Excerpts from a figure dataset
──────
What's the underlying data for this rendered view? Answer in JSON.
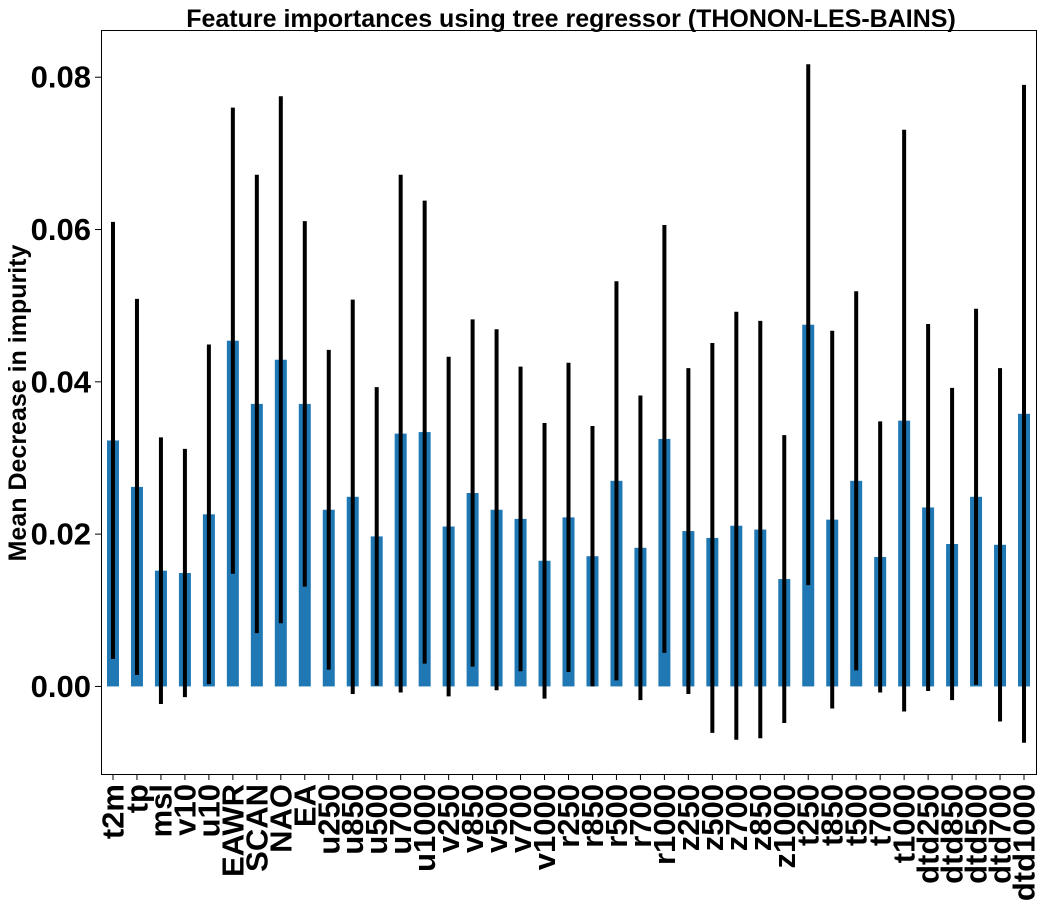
{
  "chart_data": {
    "type": "bar",
    "title": "Feature importances using tree regressor (THONON-LES-BAINS)",
    "xlabel": "",
    "ylabel": "Mean Decrease in impurity",
    "ylim": [
      -0.0115,
      0.0862
    ],
    "yticks": [
      0.0,
      0.02,
      0.04,
      0.06,
      0.08
    ],
    "ytick_labels": [
      "0.00",
      "0.02",
      "0.04",
      "0.06",
      "0.08"
    ],
    "bar_color": "#1f77b4",
    "errorbar_color": "#000000",
    "grid": false,
    "categories": [
      "t2m",
      "tp",
      "msl",
      "v10",
      "u10",
      "EAWR",
      "SCAN",
      "NAO",
      "EA",
      "u250",
      "u850",
      "u500",
      "u700",
      "u1000",
      "v250",
      "v850",
      "v500",
      "v700",
      "v1000",
      "r250",
      "r850",
      "r500",
      "r700",
      "r1000",
      "z250",
      "z500",
      "z700",
      "z850",
      "z1000",
      "t250",
      "t850",
      "t500",
      "t700",
      "t1000",
      "dtd250",
      "dtd850",
      "dtd500",
      "dtd700",
      "dtd1000"
    ],
    "values": [
      0.0323,
      0.0262,
      0.0152,
      0.0149,
      0.0226,
      0.0454,
      0.0371,
      0.0429,
      0.0371,
      0.0232,
      0.0249,
      0.0197,
      0.0332,
      0.0334,
      0.021,
      0.0254,
      0.0232,
      0.022,
      0.0165,
      0.0222,
      0.0171,
      0.027,
      0.0182,
      0.0325,
      0.0204,
      0.0195,
      0.0211,
      0.0206,
      0.0141,
      0.0475,
      0.0219,
      0.027,
      0.017,
      0.0349,
      0.0235,
      0.0187,
      0.0249,
      0.0186,
      0.0358
    ],
    "error": [
      0.0287,
      0.0247,
      0.0175,
      0.0163,
      0.0223,
      0.0306,
      0.0301,
      0.0346,
      0.024,
      0.021,
      0.0259,
      0.0196,
      0.034,
      0.0304,
      0.0223,
      0.0228,
      0.0237,
      0.02,
      0.0181,
      0.0203,
      0.0171,
      0.0262,
      0.02,
      0.0281,
      0.0214,
      0.0256,
      0.0281,
      0.0274,
      0.0189,
      0.0342,
      0.0248,
      0.0249,
      0.0178,
      0.0382,
      0.0241,
      0.0205,
      0.0247,
      0.0232,
      0.0432
    ]
  }
}
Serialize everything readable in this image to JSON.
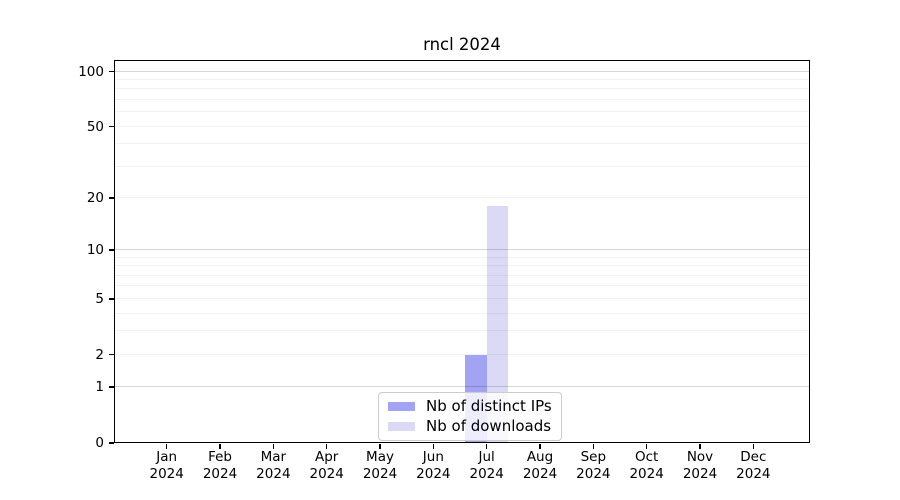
{
  "chart_data": {
    "type": "bar",
    "title": "rncl 2024",
    "scale": "log1p",
    "grid": true,
    "legend_position": "lower center",
    "categories": [
      "Jan",
      "Feb",
      "Mar",
      "Apr",
      "May",
      "Jun",
      "Jul",
      "Aug",
      "Sep",
      "Oct",
      "Nov",
      "Dec"
    ],
    "year": "2024",
    "series": [
      {
        "name": "Nb of distinct IPs",
        "color": "#a3a3f3",
        "values": [
          0,
          0,
          0,
          0,
          0,
          0,
          2,
          0,
          0,
          0,
          0,
          0
        ]
      },
      {
        "name": "Nb of downloads",
        "color": "#dadaf6",
        "values": [
          0,
          0,
          0,
          0,
          0,
          0,
          18,
          0,
          0,
          0,
          0,
          0
        ]
      }
    ],
    "y_ticks": [
      0,
      1,
      2,
      5,
      10,
      20,
      50,
      100
    ],
    "y_major_grid": [
      1,
      10,
      100
    ],
    "y_minor_grid": [
      2,
      3,
      4,
      5,
      6,
      7,
      8,
      9,
      20,
      30,
      40,
      50,
      60,
      70,
      80,
      90
    ],
    "ylim": [
      0,
      115.8
    ],
    "axis_color": "#000000",
    "background_color": "#ffffff"
  }
}
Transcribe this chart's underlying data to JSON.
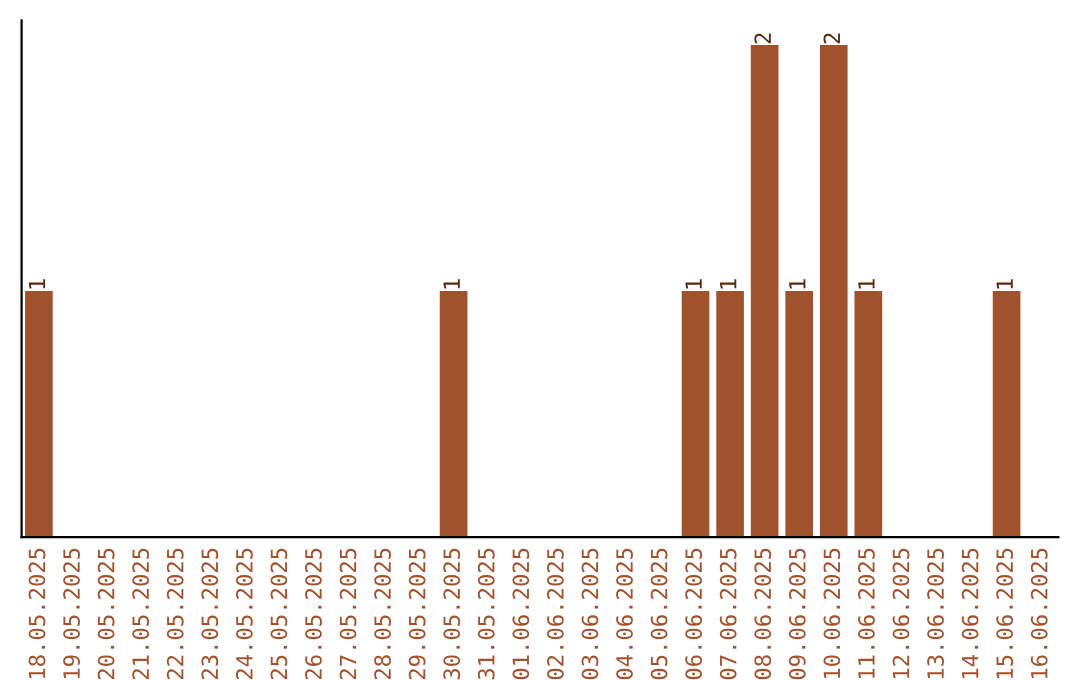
{
  "chart_data": {
    "type": "bar",
    "categories": [
      "18.05.2025",
      "19.05.2025",
      "20.05.2025",
      "21.05.2025",
      "22.05.2025",
      "23.05.2025",
      "24.05.2025",
      "25.05.2025",
      "26.05.2025",
      "27.05.2025",
      "28.05.2025",
      "29.05.2025",
      "30.05.2025",
      "31.05.2025",
      "01.06.2025",
      "02.06.2025",
      "03.06.2025",
      "04.06.2025",
      "05.06.2025",
      "06.06.2025",
      "07.06.2025",
      "08.06.2025",
      "09.06.2025",
      "10.06.2025",
      "11.06.2025",
      "12.06.2025",
      "13.06.2025",
      "14.06.2025",
      "15.06.2025",
      "16.06.2025"
    ],
    "values": [
      1,
      0,
      0,
      0,
      0,
      0,
      0,
      0,
      0,
      0,
      0,
      0,
      1,
      0,
      0,
      0,
      0,
      0,
      0,
      1,
      1,
      2,
      1,
      2,
      1,
      0,
      0,
      0,
      1,
      0
    ],
    "value_labels": [
      "1",
      null,
      null,
      null,
      null,
      null,
      null,
      null,
      null,
      null,
      null,
      null,
      "1",
      null,
      null,
      null,
      null,
      null,
      null,
      "1",
      "1",
      "2",
      "1",
      "2",
      "1",
      null,
      null,
      null,
      "1",
      null
    ],
    "color": "#a0522d",
    "tick_labels": "x",
    "grid": false,
    "legend": false
  }
}
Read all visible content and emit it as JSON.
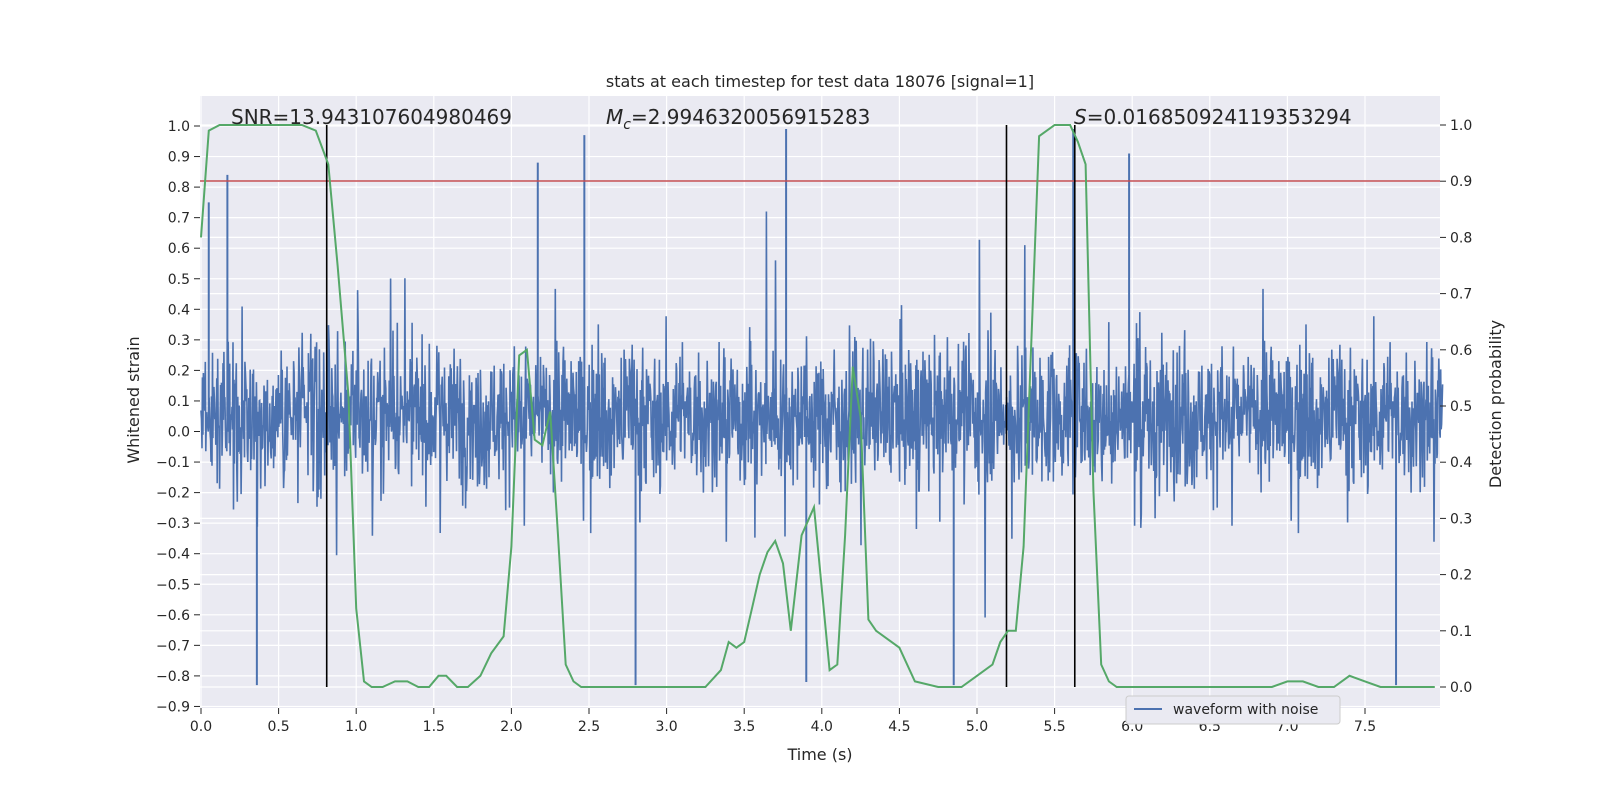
──────
- Your instructions -
Among the lines of the data above, determine how many contain the word "title". Report the number alone.

- Exercise answer -
2